• [INSTRUCTIONS TO FOLLOW]:
Only an exact repetition of every entry counts as the answer.

-- DATA EXTRACTS follows --

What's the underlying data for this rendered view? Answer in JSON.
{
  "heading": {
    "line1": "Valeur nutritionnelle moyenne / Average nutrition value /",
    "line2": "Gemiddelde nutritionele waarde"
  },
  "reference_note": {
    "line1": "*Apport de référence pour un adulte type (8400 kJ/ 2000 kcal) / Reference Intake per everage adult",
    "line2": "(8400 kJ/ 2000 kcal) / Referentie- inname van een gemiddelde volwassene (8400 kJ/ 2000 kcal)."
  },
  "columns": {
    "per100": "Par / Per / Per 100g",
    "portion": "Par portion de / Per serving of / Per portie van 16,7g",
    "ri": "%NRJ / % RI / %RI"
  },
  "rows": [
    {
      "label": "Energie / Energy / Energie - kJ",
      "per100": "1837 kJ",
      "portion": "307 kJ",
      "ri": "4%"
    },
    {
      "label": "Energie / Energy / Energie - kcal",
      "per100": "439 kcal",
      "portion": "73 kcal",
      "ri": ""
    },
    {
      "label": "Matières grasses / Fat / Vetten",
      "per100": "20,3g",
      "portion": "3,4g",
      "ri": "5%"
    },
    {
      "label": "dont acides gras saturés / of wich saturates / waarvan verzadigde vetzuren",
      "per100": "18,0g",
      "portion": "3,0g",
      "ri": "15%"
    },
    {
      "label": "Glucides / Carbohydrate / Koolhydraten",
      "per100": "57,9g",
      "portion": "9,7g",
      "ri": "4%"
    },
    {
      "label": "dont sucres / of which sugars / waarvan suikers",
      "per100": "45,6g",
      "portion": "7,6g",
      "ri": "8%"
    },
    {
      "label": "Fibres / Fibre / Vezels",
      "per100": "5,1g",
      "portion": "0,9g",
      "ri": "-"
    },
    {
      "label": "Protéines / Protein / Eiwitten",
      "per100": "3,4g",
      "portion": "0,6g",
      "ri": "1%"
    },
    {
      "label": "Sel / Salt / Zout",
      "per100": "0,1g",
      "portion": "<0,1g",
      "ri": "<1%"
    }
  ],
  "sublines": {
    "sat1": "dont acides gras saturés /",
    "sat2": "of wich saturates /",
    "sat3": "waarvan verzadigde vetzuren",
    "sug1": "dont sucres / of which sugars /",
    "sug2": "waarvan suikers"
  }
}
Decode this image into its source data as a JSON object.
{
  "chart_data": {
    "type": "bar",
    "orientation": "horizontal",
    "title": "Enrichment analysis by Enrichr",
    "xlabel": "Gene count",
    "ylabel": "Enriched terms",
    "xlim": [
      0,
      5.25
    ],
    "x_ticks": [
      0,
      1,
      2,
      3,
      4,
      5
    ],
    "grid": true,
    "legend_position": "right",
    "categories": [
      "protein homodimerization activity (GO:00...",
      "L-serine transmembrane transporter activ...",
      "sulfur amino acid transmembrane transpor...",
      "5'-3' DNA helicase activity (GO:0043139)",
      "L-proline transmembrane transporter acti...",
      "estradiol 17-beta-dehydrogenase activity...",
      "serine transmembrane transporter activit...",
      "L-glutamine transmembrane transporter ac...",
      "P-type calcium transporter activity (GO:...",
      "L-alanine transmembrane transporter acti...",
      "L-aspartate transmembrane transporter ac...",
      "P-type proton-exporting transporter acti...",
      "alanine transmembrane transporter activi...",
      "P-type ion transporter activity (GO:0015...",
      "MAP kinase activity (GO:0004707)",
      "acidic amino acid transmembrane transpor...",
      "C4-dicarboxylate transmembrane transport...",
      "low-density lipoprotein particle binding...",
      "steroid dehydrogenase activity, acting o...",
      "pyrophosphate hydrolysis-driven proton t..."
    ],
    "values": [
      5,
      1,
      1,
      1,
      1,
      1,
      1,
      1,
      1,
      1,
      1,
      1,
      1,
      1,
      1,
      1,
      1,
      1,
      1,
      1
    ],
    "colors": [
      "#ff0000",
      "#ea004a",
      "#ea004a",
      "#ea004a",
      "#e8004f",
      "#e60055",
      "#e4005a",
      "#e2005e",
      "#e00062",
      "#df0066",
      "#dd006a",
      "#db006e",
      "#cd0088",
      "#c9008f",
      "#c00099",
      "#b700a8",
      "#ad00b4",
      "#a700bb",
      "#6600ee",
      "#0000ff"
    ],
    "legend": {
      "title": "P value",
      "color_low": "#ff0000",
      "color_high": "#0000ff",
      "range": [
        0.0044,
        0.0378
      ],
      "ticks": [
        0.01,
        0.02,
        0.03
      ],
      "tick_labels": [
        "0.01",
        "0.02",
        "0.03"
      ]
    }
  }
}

-- DATA EXTRACTS concluded --

• [EXERCISE RESULT]:
What's the underlying data for this rendered view? Answer in JSON.
{
  "heading": {
    "line1": "Valeur nutritionnelle moyenne / Average nutrition value /",
    "line2": "Gemiddelde nutritionele waarde"
  },
  "reference_note": {
    "line1": "*Apport de référence pour un adulte type (8400 kJ/ 2000 kcal) / Reference Intake per everage adult",
    "line2": "(8400 kJ/ 2000 kcal) / Referentie- inname van een gemiddelde volwassene (8400 kJ/ 2000 kcal)."
  },
  "columns": {
    "per100": "Par / Per / Per 100g",
    "portion": "Par portion de / Per serving of / Per portie van 16,7g",
    "ri": "%NRJ / % RI / %RI"
  },
  "rows": [
    {
      "label": "Energie / Energy / Energie - kJ",
      "per100": "1837 kJ",
      "portion": "307 kJ",
      "ri": "4%"
    },
    {
      "label": "Energie / Energy / Energie - kcal",
      "per100": "439 kcal",
      "portion": "73 kcal",
      "ri": ""
    },
    {
      "label": "Matières grasses / Fat / Vetten",
      "per100": "20,3g",
      "portion": "3,4g",
      "ri": "5%"
    },
    {
      "label": "dont acides gras saturés / of wich saturates / waarvan verzadigde vetzuren",
      "per100": "18,0g",
      "portion": "3,0g",
      "ri": "15%"
    },
    {
      "label": "Glucides / Carbohydrate / Koolhydraten",
      "per100": "57,9g",
      "portion": "9,7g",
      "ri": "4%"
    },
    {
      "label": "dont sucres / of which sugars / waarvan suikers",
      "per100": "45,6g",
      "portion": "7,6g",
      "ri": "8%"
    },
    {
      "label": "Fibres / Fibre / Vezels",
      "per100": "5,1g",
      "portion": "0,9g",
      "ri": "-"
    },
    {
      "label": "Protéines / Protein / Eiwitten",
      "per100": "3,4g",
      "portion": "0,6g",
      "ri": "1%"
    },
    {
      "label": "Sel / Salt / Zout",
      "per100": "0,1g",
      "portion": "<0,1g",
      "ri": "<1%"
    }
  ],
  "sublines": {
    "sat1": "dont acides gras saturés /",
    "sat2": "of wich saturates /",
    "sat3": "waarvan verzadigde vetzuren",
    "sug1": "dont sucres / of which sugars /",
    "sug2": "waarvan suikers"
  }
}
Decode this image into its source data as a JSON object.
{
  "chart_data": {
    "type": "bar",
    "orientation": "horizontal",
    "title": "Enrichment analysis by Enrichr",
    "xlabel": "Gene count",
    "ylabel": "Enriched terms",
    "xlim": [
      0,
      5.25
    ],
    "x_ticks": [
      0,
      1,
      2,
      3,
      4,
      5
    ],
    "grid": true,
    "legend_position": "right",
    "categories": [
      "protein homodimerization activity (GO:00...",
      "L-serine transmembrane transporter activ...",
      "sulfur amino acid transmembrane transpor...",
      "5'-3' DNA helicase activity (GO:0043139)",
      "L-proline transmembrane transporter acti...",
      "estradiol 17-beta-dehydrogenase activity...",
      "serine transmembrane transporter activit...",
      "L-glutamine transmembrane transporter ac...",
      "P-type calcium transporter activity (GO:...",
      "L-alanine transmembrane transporter acti...",
      "L-aspartate transmembrane transporter ac...",
      "P-type proton-exporting transporter acti...",
      "alanine transmembrane transporter activi...",
      "P-type ion transporter activity (GO:0015...",
      "MAP kinase activity (GO:0004707)",
      "acidic amino acid transmembrane transpor...",
      "C4-dicarboxylate transmembrane transport...",
      "low-density lipoprotein particle binding...",
      "steroid dehydrogenase activity, acting o...",
      "pyrophosphate hydrolysis-driven proton t..."
    ],
    "values": [
      5,
      1,
      1,
      1,
      1,
      1,
      1,
      1,
      1,
      1,
      1,
      1,
      1,
      1,
      1,
      1,
      1,
      1,
      1,
      1
    ],
    "colors": [
      "#ff0000",
      "#ea004a",
      "#ea004a",
      "#ea004a",
      "#e8004f",
      "#e60055",
      "#e4005a",
      "#e2005e",
      "#e00062",
      "#df0066",
      "#dd006a",
      "#db006e",
      "#cd0088",
      "#c9008f",
      "#c00099",
      "#b700a8",
      "#ad00b4",
      "#a700bb",
      "#6600ee",
      "#0000ff"
    ],
    "legend": {
      "title": "P value",
      "color_low": "#ff0000",
      "color_high": "#0000ff",
      "range": [
        0.0044,
        0.0378
      ],
      "ticks": [
        0.01,
        0.02,
        0.03
      ],
      "tick_labels": [
        "0.01",
        "0.02",
        "0.03"
      ]
    }
  }
}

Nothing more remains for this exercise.